■ SOURCE MATERIAL
* START *

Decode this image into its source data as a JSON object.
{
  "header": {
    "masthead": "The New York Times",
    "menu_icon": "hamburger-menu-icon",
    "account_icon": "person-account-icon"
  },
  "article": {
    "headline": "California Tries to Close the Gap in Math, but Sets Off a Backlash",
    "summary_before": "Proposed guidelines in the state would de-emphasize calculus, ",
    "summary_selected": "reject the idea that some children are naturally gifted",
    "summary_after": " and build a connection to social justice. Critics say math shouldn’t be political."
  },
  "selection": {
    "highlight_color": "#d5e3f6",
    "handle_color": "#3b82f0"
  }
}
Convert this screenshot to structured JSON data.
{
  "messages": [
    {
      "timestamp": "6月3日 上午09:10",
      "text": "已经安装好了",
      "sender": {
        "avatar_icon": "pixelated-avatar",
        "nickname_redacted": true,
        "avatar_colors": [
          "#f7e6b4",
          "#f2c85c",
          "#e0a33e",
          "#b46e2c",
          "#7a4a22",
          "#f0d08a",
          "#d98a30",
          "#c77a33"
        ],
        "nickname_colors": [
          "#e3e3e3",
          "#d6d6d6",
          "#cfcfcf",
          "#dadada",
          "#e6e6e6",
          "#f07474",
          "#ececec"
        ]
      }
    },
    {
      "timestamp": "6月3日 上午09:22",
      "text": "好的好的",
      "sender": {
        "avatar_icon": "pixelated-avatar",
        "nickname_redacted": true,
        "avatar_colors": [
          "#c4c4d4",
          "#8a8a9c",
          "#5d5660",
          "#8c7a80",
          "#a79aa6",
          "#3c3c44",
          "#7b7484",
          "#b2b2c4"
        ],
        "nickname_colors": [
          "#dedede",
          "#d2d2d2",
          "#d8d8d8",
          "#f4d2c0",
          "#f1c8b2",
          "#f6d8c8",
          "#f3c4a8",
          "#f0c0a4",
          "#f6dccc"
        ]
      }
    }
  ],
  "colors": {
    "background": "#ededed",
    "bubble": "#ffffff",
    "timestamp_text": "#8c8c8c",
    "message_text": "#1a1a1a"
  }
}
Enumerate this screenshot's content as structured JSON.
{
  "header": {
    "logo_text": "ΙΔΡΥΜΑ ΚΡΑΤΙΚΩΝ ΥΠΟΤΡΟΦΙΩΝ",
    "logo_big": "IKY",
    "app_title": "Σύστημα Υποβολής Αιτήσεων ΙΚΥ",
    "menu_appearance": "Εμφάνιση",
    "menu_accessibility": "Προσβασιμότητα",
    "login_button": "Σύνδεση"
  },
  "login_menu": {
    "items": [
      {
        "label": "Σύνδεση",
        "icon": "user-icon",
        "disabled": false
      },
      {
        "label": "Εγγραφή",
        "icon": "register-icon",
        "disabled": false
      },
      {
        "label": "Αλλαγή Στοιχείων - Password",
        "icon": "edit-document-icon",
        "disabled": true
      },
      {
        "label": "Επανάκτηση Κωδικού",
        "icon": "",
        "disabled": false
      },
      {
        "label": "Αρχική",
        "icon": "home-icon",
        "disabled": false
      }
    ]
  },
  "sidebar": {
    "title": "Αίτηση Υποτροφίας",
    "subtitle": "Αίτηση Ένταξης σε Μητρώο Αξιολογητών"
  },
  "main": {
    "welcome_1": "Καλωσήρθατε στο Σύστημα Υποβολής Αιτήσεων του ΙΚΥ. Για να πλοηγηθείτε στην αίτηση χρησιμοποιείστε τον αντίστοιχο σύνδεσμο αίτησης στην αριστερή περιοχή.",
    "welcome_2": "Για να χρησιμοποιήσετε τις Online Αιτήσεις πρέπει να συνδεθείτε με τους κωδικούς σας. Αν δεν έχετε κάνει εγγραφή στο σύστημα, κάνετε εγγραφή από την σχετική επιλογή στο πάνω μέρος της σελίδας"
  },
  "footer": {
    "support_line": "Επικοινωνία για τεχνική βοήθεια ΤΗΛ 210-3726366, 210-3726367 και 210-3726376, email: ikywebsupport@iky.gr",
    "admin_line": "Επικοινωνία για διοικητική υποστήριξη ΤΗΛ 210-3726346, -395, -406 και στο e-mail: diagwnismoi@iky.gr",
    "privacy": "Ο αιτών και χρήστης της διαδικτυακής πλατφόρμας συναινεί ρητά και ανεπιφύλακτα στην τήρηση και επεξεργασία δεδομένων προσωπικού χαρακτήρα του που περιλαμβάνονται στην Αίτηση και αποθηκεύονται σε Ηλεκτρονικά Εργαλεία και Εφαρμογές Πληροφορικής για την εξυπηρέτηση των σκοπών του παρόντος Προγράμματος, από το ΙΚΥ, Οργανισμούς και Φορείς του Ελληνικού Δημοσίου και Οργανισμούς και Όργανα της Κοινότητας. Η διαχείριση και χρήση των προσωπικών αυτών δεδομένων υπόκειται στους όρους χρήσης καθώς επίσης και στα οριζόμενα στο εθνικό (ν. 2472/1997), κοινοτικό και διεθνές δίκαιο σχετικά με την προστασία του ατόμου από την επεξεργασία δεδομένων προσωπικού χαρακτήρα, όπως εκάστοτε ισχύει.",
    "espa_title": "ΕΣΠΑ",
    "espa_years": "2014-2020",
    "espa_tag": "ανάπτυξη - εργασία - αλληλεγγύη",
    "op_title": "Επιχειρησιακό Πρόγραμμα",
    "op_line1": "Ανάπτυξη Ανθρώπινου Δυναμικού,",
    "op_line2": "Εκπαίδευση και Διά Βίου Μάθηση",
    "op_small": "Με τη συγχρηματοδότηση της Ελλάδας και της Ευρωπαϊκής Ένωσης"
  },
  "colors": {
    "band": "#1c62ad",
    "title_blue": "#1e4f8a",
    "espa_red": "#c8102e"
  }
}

* END *

■ REQUIREMENT
Write out each line of the data above again, exactly as given.

■ RESPONSE BELOW
Decode this image into its source data as a JSON object.
{
  "header": {
    "masthead": "The New York Times",
    "menu_icon": "hamburger-menu-icon",
    "account_icon": "person-account-icon"
  },
  "article": {
    "headline": "California Tries to Close the Gap in Math, but Sets Off a Backlash",
    "summary_before": "Proposed guidelines in the state would de-emphasize calculus, ",
    "summary_selected": "reject the idea that some children are naturally gifted",
    "summary_after": " and build a connection to social justice. Critics say math shouldn’t be political."
  },
  "selection": {
    "highlight_color": "#d5e3f6",
    "handle_color": "#3b82f0"
  }
}
Convert this screenshot to structured JSON data.
{
  "messages": [
    {
      "timestamp": "6月3日 上午09:10",
      "text": "已经安装好了",
      "sender": {
        "avatar_icon": "pixelated-avatar",
        "nickname_redacted": true,
        "avatar_colors": [
          "#f7e6b4",
          "#f2c85c",
          "#e0a33e",
          "#b46e2c",
          "#7a4a22",
          "#f0d08a",
          "#d98a30",
          "#c77a33"
        ],
        "nickname_colors": [
          "#e3e3e3",
          "#d6d6d6",
          "#cfcfcf",
          "#dadada",
          "#e6e6e6",
          "#f07474",
          "#ececec"
        ]
      }
    },
    {
      "timestamp": "6月3日 上午09:22",
      "text": "好的好的",
      "sender": {
        "avatar_icon": "pixelated-avatar",
        "nickname_redacted": true,
        "avatar_colors": [
          "#c4c4d4",
          "#8a8a9c",
          "#5d5660",
          "#8c7a80",
          "#a79aa6",
          "#3c3c44",
          "#7b7484",
          "#b2b2c4"
        ],
        "nickname_colors": [
          "#dedede",
          "#d2d2d2",
          "#d8d8d8",
          "#f4d2c0",
          "#f1c8b2",
          "#f6d8c8",
          "#f3c4a8",
          "#f0c0a4",
          "#f6dccc"
        ]
      }
    }
  ],
  "colors": {
    "background": "#ededed",
    "bubble": "#ffffff",
    "timestamp_text": "#8c8c8c",
    "message_text": "#1a1a1a"
  }
}
Enumerate this screenshot's content as structured JSON.
{
  "header": {
    "logo_text": "ΙΔΡΥΜΑ ΚΡΑΤΙΚΩΝ ΥΠΟΤΡΟΦΙΩΝ",
    "logo_big": "IKY",
    "app_title": "Σύστημα Υποβολής Αιτήσεων ΙΚΥ",
    "menu_appearance": "Εμφάνιση",
    "menu_accessibility": "Προσβασιμότητα",
    "login_button": "Σύνδεση"
  },
  "login_menu": {
    "items": [
      {
        "label": "Σύνδεση",
        "icon": "user-icon",
        "disabled": false
      },
      {
        "label": "Εγγραφή",
        "icon": "register-icon",
        "disabled": false
      },
      {
        "label": "Αλλαγή Στοιχείων - Password",
        "icon": "edit-document-icon",
        "disabled": true
      },
      {
        "label": "Επανάκτηση Κωδικού",
        "icon": "",
        "disabled": false
      },
      {
        "label": "Αρχική",
        "icon": "home-icon",
        "disabled": false
      }
    ]
  },
  "sidebar": {
    "title": "Αίτηση Υποτροφίας",
    "subtitle": "Αίτηση Ένταξης σε Μητρώο Αξιολογητών"
  },
  "main": {
    "welcome_1": "Καλωσήρθατε στο Σύστημα Υποβολής Αιτήσεων του ΙΚΥ. Για να πλοηγηθείτε στην αίτηση χρησιμοποιείστε τον αντίστοιχο σύνδεσμο αίτησης στην αριστερή περιοχή.",
    "welcome_2": "Για να χρησιμοποιήσετε τις Online Αιτήσεις πρέπει να συνδεθείτε με τους κωδικούς σας. Αν δεν έχετε κάνει εγγραφή στο σύστημα, κάνετε εγγραφή από την σχετική επιλογή στο πάνω μέρος της σελίδας"
  },
  "footer": {
    "support_line": "Επικοινωνία για τεχνική βοήθεια ΤΗΛ 210-3726366, 210-3726367 και 210-3726376, email: ikywebsupport@iky.gr",
    "admin_line": "Επικοινωνία για διοικητική υποστήριξη ΤΗΛ 210-3726346, -395, -406 και στο e-mail: diagwnismoi@iky.gr",
    "privacy": "Ο αιτών και χρήστης της διαδικτυακής πλατφόρμας συναινεί ρητά και ανεπιφύλακτα στην τήρηση και επεξεργασία δεδομένων προσωπικού χαρακτήρα του που περιλαμβάνονται στην Αίτηση και αποθηκεύονται σε Ηλεκτρονικά Εργαλεία και Εφαρμογές Πληροφορικής για την εξυπηρέτηση των σκοπών του παρόντος Προγράμματος, από το ΙΚΥ, Οργανισμούς και Φορείς του Ελληνικού Δημοσίου και Οργανισμούς και Όργανα της Κοινότητας. Η διαχείριση και χρήση των προσωπικών αυτών δεδομένων υπόκειται στους όρους χρήσης καθώς επίσης και στα οριζόμενα στο εθνικό (ν. 2472/1997), κοινοτικό και διεθνές δίκαιο σχετικά με την προστασία του ατόμου από την επεξεργασία δεδομένων προσωπικού χαρακτήρα, όπως εκάστοτε ισχύει.",
    "espa_title": "ΕΣΠΑ",
    "espa_years": "2014-2020",
    "espa_tag": "ανάπτυξη - εργασία - αλληλεγγύη",
    "op_title": "Επιχειρησιακό Πρόγραμμα",
    "op_line1": "Ανάπτυξη Ανθρώπινου Δυναμικού,",
    "op_line2": "Εκπαίδευση και Διά Βίου Μάθηση",
    "op_small": "Με τη συγχρηματοδότηση της Ελλάδας και της Ευρωπαϊκής Ένωσης"
  },
  "colors": {
    "band": "#1c62ad",
    "title_blue": "#1e4f8a",
    "espa_red": "#c8102e"
  }
}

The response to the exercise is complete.